* PROVIDED DATA

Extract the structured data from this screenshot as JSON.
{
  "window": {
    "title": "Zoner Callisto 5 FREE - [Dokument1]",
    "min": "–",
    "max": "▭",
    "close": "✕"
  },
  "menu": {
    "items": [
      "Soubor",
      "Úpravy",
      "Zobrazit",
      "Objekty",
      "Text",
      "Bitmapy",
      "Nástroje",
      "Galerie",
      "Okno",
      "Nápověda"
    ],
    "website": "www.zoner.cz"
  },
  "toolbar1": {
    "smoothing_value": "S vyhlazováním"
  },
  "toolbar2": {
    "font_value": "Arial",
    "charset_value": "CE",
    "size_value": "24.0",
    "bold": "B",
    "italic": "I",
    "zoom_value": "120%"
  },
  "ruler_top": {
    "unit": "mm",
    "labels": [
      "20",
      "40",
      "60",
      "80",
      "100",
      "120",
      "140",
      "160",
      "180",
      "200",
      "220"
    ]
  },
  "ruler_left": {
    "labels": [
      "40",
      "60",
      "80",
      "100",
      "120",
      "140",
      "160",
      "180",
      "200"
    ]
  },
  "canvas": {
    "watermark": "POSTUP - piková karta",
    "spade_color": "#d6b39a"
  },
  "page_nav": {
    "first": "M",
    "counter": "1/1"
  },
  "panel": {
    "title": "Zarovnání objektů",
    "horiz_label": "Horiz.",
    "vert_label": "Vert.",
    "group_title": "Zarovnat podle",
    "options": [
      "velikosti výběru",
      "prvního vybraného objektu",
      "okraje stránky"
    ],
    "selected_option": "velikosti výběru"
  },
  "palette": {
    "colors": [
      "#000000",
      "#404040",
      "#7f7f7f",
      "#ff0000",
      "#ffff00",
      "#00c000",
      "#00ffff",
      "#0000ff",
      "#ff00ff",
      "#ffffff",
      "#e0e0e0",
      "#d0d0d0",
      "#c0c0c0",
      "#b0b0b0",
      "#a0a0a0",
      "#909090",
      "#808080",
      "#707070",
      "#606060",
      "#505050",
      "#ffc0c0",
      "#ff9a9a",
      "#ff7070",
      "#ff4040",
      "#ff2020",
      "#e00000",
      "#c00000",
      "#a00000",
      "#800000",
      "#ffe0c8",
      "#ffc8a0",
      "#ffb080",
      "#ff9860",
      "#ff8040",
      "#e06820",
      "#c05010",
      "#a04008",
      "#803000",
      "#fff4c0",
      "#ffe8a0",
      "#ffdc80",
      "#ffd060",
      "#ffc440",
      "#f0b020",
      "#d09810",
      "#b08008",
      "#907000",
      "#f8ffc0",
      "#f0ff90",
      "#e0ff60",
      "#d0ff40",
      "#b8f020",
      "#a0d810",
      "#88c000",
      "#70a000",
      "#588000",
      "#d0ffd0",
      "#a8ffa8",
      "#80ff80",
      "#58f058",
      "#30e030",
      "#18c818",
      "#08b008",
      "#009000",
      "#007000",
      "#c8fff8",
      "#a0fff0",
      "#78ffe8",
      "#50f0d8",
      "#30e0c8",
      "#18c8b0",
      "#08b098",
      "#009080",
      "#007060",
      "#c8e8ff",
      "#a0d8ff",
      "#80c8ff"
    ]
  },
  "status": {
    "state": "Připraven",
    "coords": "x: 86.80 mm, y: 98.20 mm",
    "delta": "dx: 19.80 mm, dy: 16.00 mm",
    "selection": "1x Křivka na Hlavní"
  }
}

* WRITTEN INSTRUCTION
Indicate how many lines of the material include the word "výběru"; the number alone is required.

* SOLUTION TO THIS EXERCISE
2